## Problem to work on
Give the listing below again in full, exactly as written.

>> start Data to use

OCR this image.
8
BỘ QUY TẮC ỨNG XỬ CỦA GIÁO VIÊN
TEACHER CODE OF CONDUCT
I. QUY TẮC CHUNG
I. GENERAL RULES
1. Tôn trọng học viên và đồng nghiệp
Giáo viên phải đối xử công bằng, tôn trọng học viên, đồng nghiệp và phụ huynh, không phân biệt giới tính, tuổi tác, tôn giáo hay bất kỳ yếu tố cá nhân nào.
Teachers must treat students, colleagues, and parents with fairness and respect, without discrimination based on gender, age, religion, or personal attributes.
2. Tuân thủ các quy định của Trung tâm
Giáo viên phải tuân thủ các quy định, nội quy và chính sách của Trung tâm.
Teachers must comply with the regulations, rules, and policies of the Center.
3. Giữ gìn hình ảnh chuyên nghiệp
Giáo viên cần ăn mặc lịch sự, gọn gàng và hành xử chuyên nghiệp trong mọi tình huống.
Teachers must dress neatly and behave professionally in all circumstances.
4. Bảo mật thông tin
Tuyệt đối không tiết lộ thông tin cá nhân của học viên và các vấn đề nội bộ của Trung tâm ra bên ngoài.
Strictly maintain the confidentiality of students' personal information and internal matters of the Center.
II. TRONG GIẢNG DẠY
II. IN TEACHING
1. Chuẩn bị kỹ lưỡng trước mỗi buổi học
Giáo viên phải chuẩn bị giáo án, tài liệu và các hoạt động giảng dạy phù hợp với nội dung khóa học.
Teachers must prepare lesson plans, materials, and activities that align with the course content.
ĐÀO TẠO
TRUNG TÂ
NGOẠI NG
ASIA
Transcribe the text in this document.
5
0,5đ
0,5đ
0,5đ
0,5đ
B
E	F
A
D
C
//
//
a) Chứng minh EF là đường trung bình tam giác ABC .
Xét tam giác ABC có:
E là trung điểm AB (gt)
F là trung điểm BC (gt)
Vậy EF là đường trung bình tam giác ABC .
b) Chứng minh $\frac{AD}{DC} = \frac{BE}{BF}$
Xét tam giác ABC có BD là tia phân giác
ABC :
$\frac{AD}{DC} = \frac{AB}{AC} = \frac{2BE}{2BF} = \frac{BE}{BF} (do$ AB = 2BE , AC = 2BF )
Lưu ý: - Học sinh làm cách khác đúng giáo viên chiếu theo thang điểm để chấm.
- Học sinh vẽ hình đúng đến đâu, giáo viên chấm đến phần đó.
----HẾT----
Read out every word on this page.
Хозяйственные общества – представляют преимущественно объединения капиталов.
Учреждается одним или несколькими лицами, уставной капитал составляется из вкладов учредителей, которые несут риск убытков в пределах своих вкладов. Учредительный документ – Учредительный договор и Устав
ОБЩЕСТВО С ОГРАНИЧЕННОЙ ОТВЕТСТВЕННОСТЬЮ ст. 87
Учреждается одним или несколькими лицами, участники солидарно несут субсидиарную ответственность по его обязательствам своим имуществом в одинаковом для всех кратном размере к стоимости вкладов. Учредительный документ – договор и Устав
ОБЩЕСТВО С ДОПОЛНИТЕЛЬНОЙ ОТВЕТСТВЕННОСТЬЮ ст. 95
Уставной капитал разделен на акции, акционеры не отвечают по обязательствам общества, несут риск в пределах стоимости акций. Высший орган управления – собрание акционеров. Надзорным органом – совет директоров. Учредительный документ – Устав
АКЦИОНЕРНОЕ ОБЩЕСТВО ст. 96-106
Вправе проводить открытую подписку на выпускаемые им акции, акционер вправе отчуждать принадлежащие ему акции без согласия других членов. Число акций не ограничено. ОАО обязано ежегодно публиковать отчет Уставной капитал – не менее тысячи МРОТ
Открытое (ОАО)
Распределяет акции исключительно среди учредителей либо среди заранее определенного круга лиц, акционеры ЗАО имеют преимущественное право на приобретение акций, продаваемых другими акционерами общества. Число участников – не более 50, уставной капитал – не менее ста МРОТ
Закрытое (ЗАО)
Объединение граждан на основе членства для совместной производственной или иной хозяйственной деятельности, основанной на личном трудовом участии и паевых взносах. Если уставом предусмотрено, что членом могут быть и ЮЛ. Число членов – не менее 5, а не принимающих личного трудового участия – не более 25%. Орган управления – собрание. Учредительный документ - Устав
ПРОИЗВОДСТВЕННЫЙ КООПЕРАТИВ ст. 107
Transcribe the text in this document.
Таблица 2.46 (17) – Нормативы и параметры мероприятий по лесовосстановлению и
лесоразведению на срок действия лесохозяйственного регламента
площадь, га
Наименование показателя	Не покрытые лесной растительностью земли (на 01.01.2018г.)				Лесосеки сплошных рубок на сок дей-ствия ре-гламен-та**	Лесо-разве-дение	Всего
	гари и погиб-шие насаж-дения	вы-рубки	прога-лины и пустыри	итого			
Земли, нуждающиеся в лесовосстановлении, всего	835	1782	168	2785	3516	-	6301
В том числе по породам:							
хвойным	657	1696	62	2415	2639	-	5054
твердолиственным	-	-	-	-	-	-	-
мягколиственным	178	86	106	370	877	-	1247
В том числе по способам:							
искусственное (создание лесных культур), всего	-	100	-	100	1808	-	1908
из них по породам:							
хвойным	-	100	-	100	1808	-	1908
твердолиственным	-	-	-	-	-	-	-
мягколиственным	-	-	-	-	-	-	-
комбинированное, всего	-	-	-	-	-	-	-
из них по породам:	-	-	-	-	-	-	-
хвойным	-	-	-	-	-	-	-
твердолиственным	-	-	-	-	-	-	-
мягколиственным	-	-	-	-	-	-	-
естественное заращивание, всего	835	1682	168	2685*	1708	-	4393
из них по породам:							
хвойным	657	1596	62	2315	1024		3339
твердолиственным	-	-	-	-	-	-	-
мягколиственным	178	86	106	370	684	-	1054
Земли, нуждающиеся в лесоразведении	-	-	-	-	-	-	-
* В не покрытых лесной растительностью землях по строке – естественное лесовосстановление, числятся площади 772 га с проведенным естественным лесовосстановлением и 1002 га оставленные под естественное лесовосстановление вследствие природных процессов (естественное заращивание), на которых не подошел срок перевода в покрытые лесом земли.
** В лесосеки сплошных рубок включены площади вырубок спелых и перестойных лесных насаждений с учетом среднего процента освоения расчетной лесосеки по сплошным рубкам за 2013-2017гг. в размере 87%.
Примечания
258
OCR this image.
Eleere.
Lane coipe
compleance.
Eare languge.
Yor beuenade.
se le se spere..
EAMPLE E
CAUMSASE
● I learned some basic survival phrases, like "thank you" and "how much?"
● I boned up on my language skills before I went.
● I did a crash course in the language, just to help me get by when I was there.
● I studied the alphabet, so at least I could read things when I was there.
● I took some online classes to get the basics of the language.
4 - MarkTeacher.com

>> end Data to use

## Result
OCR this image.
8
BỘ QUY TẮC ỨNG XỬ CỦA GIÁO VIÊN
TEACHER CODE OF CONDUCT
I. QUY TẮC CHUNG
I. GENERAL RULES
1. Tôn trọng học viên và đồng nghiệp
Giáo viên phải đối xử công bằng, tôn trọng học viên, đồng nghiệp và phụ huynh, không phân biệt giới tính, tuổi tác, tôn giáo hay bất kỳ yếu tố cá nhân nào.
Teachers must treat students, colleagues, and parents with fairness and respect, without discrimination based on gender, age, religion, or personal attributes.
2. Tuân thủ các quy định của Trung tâm
Giáo viên phải tuân thủ các quy định, nội quy và chính sách của Trung tâm.
Teachers must comply with the regulations, rules, and policies of the Center.
3. Giữ gìn hình ảnh chuyên nghiệp
Giáo viên cần ăn mặc lịch sự, gọn gàng và hành xử chuyên nghiệp trong mọi tình huống.
Teachers must dress neatly and behave professionally in all circumstances.
4. Bảo mật thông tin
Tuyệt đối không tiết lộ thông tin cá nhân của học viên và các vấn đề nội bộ của Trung tâm ra bên ngoài.
Strictly maintain the confidentiality of students' personal information and internal matters of the Center.
II. TRONG GIẢNG DẠY
II. IN TEACHING
1. Chuẩn bị kỹ lưỡng trước mỗi buổi học
Giáo viên phải chuẩn bị giáo án, tài liệu và các hoạt động giảng dạy phù hợp với nội dung khóa học.
Teachers must prepare lesson plans, materials, and activities that align with the course content.
ĐÀO TẠO
TRUNG TÂ
NGOẠI NG
ASIA
Transcribe the text in this document.
5
0,5đ
0,5đ
0,5đ
0,5đ
B
E	F
A
D
C
//
//
a) Chứng minh EF là đường trung bình tam giác ABC .
Xét tam giác ABC có:
E là trung điểm AB (gt)
F là trung điểm BC (gt)
Vậy EF là đường trung bình tam giác ABC .
b) Chứng minh $\frac{AD}{DC} = \frac{BE}{BF}$
Xét tam giác ABC có BD là tia phân giác
ABC :
$\frac{AD}{DC} = \frac{AB}{AC} = \frac{2BE}{2BF} = \frac{BE}{BF} (do$ AB = 2BE , AC = 2BF )
Lưu ý: - Học sinh làm cách khác đúng giáo viên chiếu theo thang điểm để chấm.
- Học sinh vẽ hình đúng đến đâu, giáo viên chấm đến phần đó.
----HẾT----
Read out every word on this page.
Хозяйственные общества – представляют преимущественно объединения капиталов.
Учреждается одним или несколькими лицами, уставной капитал составляется из вкладов учредителей, которые несут риск убытков в пределах своих вкладов. Учредительный документ – Учредительный договор и Устав
ОБЩЕСТВО С ОГРАНИЧЕННОЙ ОТВЕТСТВЕННОСТЬЮ ст. 87
Учреждается одним или несколькими лицами, участники солидарно несут субсидиарную ответственность по его обязательствам своим имуществом в одинаковом для всех кратном размере к стоимости вкладов. Учредительный документ – договор и Устав
ОБЩЕСТВО С ДОПОЛНИТЕЛЬНОЙ ОТВЕТСТВЕННОСТЬЮ ст. 95
Уставной капитал разделен на акции, акционеры не отвечают по обязательствам общества, несут риск в пределах стоимости акций. Высший орган управления – собрание акционеров. Надзорным органом – совет директоров. Учредительный документ – Устав
АКЦИОНЕРНОЕ ОБЩЕСТВО ст. 96-106
Вправе проводить открытую подписку на выпускаемые им акции, акционер вправе отчуждать принадлежащие ему акции без согласия других членов. Число акций не ограничено. ОАО обязано ежегодно публиковать отчет Уставной капитал – не менее тысячи МРОТ
Открытое (ОАО)
Распределяет акции исключительно среди учредителей либо среди заранее определенного круга лиц, акционеры ЗАО имеют преимущественное право на приобретение акций, продаваемых другими акционерами общества. Число участников – не более 50, уставной капитал – не менее ста МРОТ
Закрытое (ЗАО)
Объединение граждан на основе членства для совместной производственной или иной хозяйственной деятельности, основанной на личном трудовом участии и паевых взносах. Если уставом предусмотрено, что членом могут быть и ЮЛ. Число членов – не менее 5, а не принимающих личного трудового участия – не более 25%. Орган управления – собрание. Учредительный документ - Устав
ПРОИЗВОДСТВЕННЫЙ КООПЕРАТИВ ст. 107
Transcribe the text in this document.
Таблица 2.46 (17) – Нормативы и параметры мероприятий по лесовосстановлению и
лесоразведению на срок действия лесохозяйственного регламента
площадь, га
Наименование показателя	Не покрытые лесной растительностью земли (на 01.01.2018г.)				Лесосеки сплошных рубок на сок дей-ствия ре-гламен-та**	Лесо-разве-дение	Всего
	гари и погиб-шие насаж-дения	вы-рубки	прога-лины и пустыри	итого			
Земли, нуждающиеся в лесовосстановлении, всего	835	1782	168	2785	3516	-	6301
В том числе по породам:							
хвойным	657	1696	62	2415	2639	-	5054
твердолиственным	-	-	-	-	-	-	-
мягколиственным	178	86	106	370	877	-	1247
В том числе по способам:							
искусственное (создание лесных культур), всего	-	100	-	100	1808	-	1908
из них по породам:							
хвойным	-	100	-	100	1808	-	1908
твердолиственным	-	-	-	-	-	-	-
мягколиственным	-	-	-	-	-	-	-
комбинированное, всего	-	-	-	-	-	-	-
из них по породам:	-	-	-	-	-	-	-
хвойным	-	-	-	-	-	-	-
твердолиственным	-	-	-	-	-	-	-
мягколиственным	-	-	-	-	-	-	-
естественное заращивание, всего	835	1682	168	2685*	1708	-	4393
из них по породам:							
хвойным	657	1596	62	2315	1024		3339
твердолиственным	-	-	-	-	-	-	-
мягколиственным	178	86	106	370	684	-	1054
Земли, нуждающиеся в лесоразведении	-	-	-	-	-	-	-
* В не покрытых лесной растительностью землях по строке – естественное лесовосстановление, числятся площади 772 га с проведенным естественным лесовосстановлением и 1002 га оставленные под естественное лесовосстановление вследствие природных процессов (естественное заращивание), на которых не подошел срок перевода в покрытые лесом земли.
** В лесосеки сплошных рубок включены площади вырубок спелых и перестойных лесных насаждений с учетом среднего процента освоения расчетной лесосеки по сплошным рубкам за 2013-2017гг. в размере 87%.
Примечания
258
OCR this image.
Eleere.
Lane coipe
compleance.
Eare languge.
Yor beuenade.
se le se spere..
EAMPLE E
CAUMSASE
● I learned some basic survival phrases, like "thank you" and "how much?"
● I boned up on my language skills before I went.
● I did a crash course in the language, just to help me get by when I was there.
● I studied the alphabet, so at least I could read things when I was there.
● I took some online classes to get the basics of the language.
4 - MarkTeacher.com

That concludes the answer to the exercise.